* [Exercise instructions] Identify, in the records below, every line where the string "Temperature" appears, and copy each such line.

+++++

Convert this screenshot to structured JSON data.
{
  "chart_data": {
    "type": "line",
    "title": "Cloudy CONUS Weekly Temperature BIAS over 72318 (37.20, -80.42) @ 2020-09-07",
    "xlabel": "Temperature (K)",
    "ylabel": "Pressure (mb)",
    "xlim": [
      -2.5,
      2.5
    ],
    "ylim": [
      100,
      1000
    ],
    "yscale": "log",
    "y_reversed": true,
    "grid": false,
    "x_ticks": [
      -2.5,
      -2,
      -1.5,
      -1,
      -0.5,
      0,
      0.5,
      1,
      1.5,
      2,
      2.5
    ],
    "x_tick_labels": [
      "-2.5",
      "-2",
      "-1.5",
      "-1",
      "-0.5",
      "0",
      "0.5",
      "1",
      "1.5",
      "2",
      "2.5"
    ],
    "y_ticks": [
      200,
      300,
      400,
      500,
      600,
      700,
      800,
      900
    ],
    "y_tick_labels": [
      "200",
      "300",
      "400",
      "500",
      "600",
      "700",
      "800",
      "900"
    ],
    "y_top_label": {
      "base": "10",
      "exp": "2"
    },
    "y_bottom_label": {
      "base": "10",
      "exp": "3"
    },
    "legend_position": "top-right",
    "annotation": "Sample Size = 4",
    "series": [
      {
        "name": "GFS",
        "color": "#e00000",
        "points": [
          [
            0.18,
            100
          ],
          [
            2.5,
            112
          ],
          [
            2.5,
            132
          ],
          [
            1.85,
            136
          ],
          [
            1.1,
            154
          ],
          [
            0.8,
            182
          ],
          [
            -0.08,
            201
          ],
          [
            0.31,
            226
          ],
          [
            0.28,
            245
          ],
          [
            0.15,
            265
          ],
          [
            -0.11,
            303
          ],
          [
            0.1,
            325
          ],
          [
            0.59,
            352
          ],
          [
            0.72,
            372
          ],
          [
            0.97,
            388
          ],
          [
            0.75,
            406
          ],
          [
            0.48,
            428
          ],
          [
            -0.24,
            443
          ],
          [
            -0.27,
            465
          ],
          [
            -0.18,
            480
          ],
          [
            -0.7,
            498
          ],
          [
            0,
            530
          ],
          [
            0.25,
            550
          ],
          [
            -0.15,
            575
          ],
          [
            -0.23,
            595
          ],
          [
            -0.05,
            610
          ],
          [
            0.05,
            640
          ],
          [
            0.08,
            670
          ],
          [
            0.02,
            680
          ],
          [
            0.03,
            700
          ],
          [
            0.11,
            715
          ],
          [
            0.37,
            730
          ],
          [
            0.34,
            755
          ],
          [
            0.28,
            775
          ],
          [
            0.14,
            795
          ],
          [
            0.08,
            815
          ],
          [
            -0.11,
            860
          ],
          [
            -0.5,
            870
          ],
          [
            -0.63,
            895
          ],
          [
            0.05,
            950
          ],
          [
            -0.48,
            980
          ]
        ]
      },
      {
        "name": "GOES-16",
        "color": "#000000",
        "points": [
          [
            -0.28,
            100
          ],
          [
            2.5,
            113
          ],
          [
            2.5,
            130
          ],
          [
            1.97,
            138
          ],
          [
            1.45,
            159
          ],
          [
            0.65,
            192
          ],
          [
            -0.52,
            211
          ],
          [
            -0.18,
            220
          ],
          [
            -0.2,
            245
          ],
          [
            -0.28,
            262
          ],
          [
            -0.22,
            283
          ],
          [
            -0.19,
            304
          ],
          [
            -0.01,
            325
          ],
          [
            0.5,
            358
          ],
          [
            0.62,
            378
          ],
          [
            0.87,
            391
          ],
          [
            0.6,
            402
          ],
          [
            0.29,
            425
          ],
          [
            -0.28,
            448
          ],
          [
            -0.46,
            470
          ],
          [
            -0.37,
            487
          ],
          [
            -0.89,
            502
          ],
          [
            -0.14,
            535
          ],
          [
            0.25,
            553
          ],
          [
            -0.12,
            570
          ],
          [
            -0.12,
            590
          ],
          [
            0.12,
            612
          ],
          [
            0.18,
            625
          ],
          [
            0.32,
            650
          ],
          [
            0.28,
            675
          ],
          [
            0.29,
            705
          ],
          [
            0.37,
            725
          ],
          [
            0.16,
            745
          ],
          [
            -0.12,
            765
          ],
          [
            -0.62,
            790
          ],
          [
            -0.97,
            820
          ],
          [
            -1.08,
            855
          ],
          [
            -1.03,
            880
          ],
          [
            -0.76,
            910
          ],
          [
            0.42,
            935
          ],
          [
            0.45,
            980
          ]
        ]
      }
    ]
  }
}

+++++

* [Completed task]
    "title": "Cloudy CONUS Weekly Temperature BIAS over 72318 (37.20, -80.42) @ 2020-09-07",
    "xlabel": "Temperature (K)",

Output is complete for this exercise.